Com o setor público sem capacidade de investimento, o governo de Jair Bolsonaro deu início em 2019 a uma agenda ampla de privatizações e infraestrutura. O objetivo do plano é reduzir o tamanho do Estado por meio da venda de estatais e de concessões públicas, repassando para a iniciativa privada a responsabilidade pelos investimentos necessários ao desenvolvimento e melhorias de aeroportos, portos, ferrovias, rodovias, campos de petróleo, entre outros.
Ao longo de 2019, foram concedidos à iniciativa privada 13 terminais portuários, 12 aeroportos, uma rodovia e uma ferrovia. Também foram feitos três leilões para exploração de petróleo, incluindo o megaleilão conhecido como "cessão onerosa". E foram vendidos mais de R$ 100 bilhões em ativos, como subsidiárias, campos naturais e ações que a União ou suas estatais tinham em outras empresas. A maior parte desses R$ 100 bilhões vai para o caixa das estatais do governo, pois elas eram as donas de grande parte dos ativos.
Segundo dados do Programa de Parcerias de Investimentos (PPI), o governo já conseguiu atrair, em 2019, R$ 442 bilhões em compromissos de investimentos com as concessões na área de infraestrutura para a iniciativa privada. Esse montante será aplicado ao longo do tempo de concessão, que normalmente varia em torno de 30 anos.
Somente com as concessões e permissões (novas e antigas), o governo espera arrecadar R$ 92,6 bilhões em 2019, dinheiro que foi fundamental para o descontingenciamento do orçamento federal. Parte desse dinheiro será dividida com estados e municípios.

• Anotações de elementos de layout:
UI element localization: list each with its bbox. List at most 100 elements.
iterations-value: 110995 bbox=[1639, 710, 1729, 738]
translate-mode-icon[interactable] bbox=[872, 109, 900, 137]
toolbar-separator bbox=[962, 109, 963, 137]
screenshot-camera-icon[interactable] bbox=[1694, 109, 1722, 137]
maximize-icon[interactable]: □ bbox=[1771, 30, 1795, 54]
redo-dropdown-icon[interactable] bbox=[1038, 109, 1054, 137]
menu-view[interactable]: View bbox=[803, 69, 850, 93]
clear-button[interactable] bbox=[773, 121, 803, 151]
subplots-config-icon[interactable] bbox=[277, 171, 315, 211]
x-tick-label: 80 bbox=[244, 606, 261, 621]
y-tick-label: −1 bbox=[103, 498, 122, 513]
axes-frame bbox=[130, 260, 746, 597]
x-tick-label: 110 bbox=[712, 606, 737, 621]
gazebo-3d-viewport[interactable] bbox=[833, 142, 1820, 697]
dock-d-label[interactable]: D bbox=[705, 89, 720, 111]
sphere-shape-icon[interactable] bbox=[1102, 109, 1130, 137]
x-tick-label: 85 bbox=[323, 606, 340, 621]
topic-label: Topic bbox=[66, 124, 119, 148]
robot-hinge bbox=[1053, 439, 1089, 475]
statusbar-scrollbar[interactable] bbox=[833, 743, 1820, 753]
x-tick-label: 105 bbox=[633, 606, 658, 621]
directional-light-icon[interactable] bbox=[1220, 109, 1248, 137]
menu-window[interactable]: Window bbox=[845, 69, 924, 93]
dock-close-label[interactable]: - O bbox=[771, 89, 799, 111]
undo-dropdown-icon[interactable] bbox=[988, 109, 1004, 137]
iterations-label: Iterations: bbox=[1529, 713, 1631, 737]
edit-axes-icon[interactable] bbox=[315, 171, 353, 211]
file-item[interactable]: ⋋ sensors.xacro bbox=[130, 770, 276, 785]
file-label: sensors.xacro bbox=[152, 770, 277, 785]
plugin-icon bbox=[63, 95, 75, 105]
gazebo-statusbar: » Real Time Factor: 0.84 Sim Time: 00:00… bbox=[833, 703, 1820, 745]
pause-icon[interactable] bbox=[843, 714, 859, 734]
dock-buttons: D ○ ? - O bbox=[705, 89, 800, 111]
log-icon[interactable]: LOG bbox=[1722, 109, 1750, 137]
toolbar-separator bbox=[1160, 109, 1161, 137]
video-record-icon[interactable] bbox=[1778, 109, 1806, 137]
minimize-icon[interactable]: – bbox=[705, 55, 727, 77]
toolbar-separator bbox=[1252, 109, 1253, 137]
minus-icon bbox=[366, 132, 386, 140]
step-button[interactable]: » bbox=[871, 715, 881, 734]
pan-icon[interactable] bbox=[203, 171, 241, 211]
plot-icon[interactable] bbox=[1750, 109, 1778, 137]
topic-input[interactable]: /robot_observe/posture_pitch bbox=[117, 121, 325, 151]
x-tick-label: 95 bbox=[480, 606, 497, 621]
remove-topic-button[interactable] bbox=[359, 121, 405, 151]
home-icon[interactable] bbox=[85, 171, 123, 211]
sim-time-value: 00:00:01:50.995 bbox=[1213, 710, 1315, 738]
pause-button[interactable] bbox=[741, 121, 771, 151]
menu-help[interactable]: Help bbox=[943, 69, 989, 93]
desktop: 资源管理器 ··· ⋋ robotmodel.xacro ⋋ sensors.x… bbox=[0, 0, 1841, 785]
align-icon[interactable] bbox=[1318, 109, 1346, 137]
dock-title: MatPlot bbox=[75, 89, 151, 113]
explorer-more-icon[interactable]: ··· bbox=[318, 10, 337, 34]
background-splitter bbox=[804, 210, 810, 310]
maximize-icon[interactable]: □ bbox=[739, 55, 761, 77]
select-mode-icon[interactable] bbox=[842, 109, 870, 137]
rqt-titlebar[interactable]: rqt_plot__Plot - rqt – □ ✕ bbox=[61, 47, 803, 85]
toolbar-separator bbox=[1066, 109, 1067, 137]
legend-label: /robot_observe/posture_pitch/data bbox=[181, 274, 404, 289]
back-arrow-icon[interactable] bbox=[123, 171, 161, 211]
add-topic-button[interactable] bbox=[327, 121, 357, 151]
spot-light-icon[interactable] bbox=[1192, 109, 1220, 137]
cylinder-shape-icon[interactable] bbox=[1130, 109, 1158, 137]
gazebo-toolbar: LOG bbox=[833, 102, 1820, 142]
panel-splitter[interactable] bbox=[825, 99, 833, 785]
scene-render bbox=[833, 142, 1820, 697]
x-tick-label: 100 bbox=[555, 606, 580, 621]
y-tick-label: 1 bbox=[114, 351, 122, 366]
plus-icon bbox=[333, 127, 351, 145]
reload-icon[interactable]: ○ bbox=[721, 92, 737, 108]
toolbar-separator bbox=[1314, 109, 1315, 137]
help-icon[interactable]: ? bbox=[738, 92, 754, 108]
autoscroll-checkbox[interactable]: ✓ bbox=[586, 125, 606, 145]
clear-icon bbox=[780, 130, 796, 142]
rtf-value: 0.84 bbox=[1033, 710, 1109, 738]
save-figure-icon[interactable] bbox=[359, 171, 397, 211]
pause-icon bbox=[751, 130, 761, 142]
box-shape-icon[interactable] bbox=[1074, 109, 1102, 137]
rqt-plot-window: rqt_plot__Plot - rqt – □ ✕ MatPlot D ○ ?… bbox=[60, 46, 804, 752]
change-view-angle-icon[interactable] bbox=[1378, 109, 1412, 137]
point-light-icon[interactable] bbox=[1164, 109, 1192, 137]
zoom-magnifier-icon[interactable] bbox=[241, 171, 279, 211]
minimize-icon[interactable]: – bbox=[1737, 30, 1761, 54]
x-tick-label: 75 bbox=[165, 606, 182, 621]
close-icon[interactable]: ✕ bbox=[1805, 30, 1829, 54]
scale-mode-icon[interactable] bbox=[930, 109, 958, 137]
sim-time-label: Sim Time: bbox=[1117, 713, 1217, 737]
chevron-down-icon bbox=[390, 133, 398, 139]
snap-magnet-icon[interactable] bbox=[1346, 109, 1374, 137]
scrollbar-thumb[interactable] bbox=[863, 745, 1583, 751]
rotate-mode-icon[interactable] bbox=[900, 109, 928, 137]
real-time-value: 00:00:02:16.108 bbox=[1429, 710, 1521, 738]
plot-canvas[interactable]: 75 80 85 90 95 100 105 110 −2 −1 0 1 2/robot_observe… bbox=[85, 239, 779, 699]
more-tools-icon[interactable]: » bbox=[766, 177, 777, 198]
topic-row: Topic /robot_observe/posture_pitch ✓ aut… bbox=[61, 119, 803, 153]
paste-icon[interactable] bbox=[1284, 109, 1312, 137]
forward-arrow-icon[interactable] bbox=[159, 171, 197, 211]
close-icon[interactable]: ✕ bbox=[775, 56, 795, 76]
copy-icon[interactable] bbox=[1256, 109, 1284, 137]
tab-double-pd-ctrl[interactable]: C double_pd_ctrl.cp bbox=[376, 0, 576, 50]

• O QUE FAZER:
1: Diga se cada afirmação concorda com o texto sobre as privatizações, respondendo sim ou não e citando as palavras do texto que decidem: (a) Em 2019, 12 aeroportos foram concedidos à iniciativa privada. (b) O tempo de concessão costuma ficar em torno de 20 anos. (c) Todo o dinheiro das concessões e permissões vai ficar só com a União.
2: Nas linhas, da primeira até a que contém "maximize-icon[interactable]: □ bbox=[1771, 30, 1795, 54]", troque "toolbar-separator" por "toolbar-divider" e deixe todo o resto igual.
Estas linhas não têm nenhuma relação com o texto sobre as privatizações.

• RESPOSTAS ESPERADAS:
1:
(a) Sim: "Ao longo de 2019, foram concedidos à iniciativa privada 13 terminais portuários, 12 aeroportos, uma rodovia e uma ferrovia."
(b) Não: "Esse montante será aplicado ao longo do tempo de concessão, que normalmente varia em torno de 30 anos."
(c) Não: "Parte desse dinheiro será dividida com estados e municípios."

2:
UI element localization: list each with its bbox. List at most 100 elements.
iterations-value: 110995 bbox=[1639, 710, 1729, 738]
translate-mode-icon[interactable] bbox=[872, 109, 900, 137]
toolbar-divider bbox=[962, 109, 963, 137]
screenshot-camera-icon[interactable] bbox=[1694, 109, 1722, 137]
maximize-icon[interactable]: □ bbox=[1771, 30, 1795, 54]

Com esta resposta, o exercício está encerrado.